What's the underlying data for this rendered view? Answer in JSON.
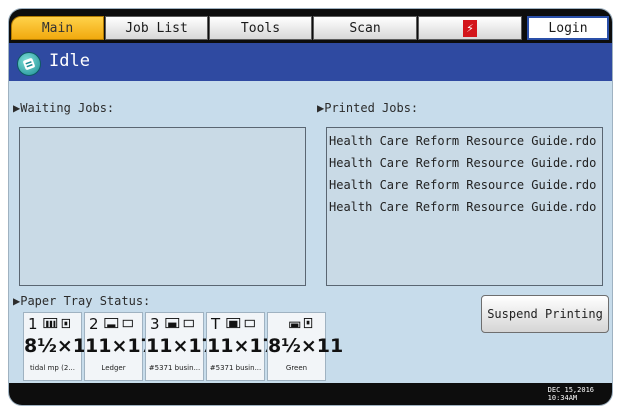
{
  "tabs": {
    "main": "Main",
    "job_list": "Job List",
    "tools": "Tools",
    "scan": "Scan",
    "fiery_icon": "fiery-logo",
    "login": "Login"
  },
  "status": {
    "text": "Idle"
  },
  "sections": {
    "waiting_label": "▶Waiting Jobs:",
    "printed_label": "▶Printed Jobs:",
    "tray_label": "▶Paper Tray Status:"
  },
  "printed_jobs": [
    "Health Care Reform Resource Guide.rdo",
    "Health Care Reform Resource Guide.rdo",
    "Health Care Reform Resource Guide.rdo",
    "Health Care Reform Resource Guide.rdo"
  ],
  "suspend_button": "Suspend Printing",
  "trays": [
    {
      "number": "1",
      "size": "8½×11",
      "type": "tidal mp (2..."
    },
    {
      "number": "2",
      "size": "11×17",
      "type": "Ledger"
    },
    {
      "number": "3",
      "size": "11×17",
      "type": "#5371 busin..."
    },
    {
      "number": "T",
      "size": "11×17",
      "type": "#5371 busin..."
    },
    {
      "number": "",
      "size": "8½×11",
      "type": "Green"
    }
  ],
  "datetime": {
    "date": "DEC  15,2016",
    "time": "10:34AM"
  },
  "colors": {
    "main_tab": "#f1a90e",
    "status_bar": "#2f4aa1",
    "background": "#c7dceb"
  }
}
-------------------------
*EXERCISE:* Copy each line of the records precisely and drop any images they hold.

*SOLUTION FOR THIS TASK:*
What's the underlying data for this rendered view? Answer in JSON.
{
  "tabs": {
    "main": "Main",
    "job_list": "Job List",
    "tools": "Tools",
    "scan": "Scan",
    "fiery_icon": "fiery-logo",
    "login": "Login"
  },
  "status": {
    "text": "Idle"
  },
  "sections": {
    "waiting_label": "▶Waiting Jobs:",
    "printed_label": "▶Printed Jobs:",
    "tray_label": "▶Paper Tray Status:"
  },
  "printed_jobs": [
    "Health Care Reform Resource Guide.rdo",
    "Health Care Reform Resource Guide.rdo",
    "Health Care Reform Resource Guide.rdo",
    "Health Care Reform Resource Guide.rdo"
  ],
  "suspend_button": "Suspend Printing",
  "trays": [
    {
      "number": "1",
      "size": "8½×11",
      "type": "tidal mp (2..."
    },
    {
      "number": "2",
      "size": "11×17",
      "type": "Ledger"
    },
    {
      "number": "3",
      "size": "11×17",
      "type": "#5371 busin..."
    },
    {
      "number": "T",
      "size": "11×17",
      "type": "#5371 busin..."
    },
    {
      "number": "",
      "size": "8½×11",
      "type": "Green"
    }
  ],
  "datetime": {
    "date": "DEC  15,2016",
    "time": "10:34AM"
  },
  "colors": {
    "main_tab": "#f1a90e",
    "status_bar": "#2f4aa1",
    "background": "#c7dceb"
  }
}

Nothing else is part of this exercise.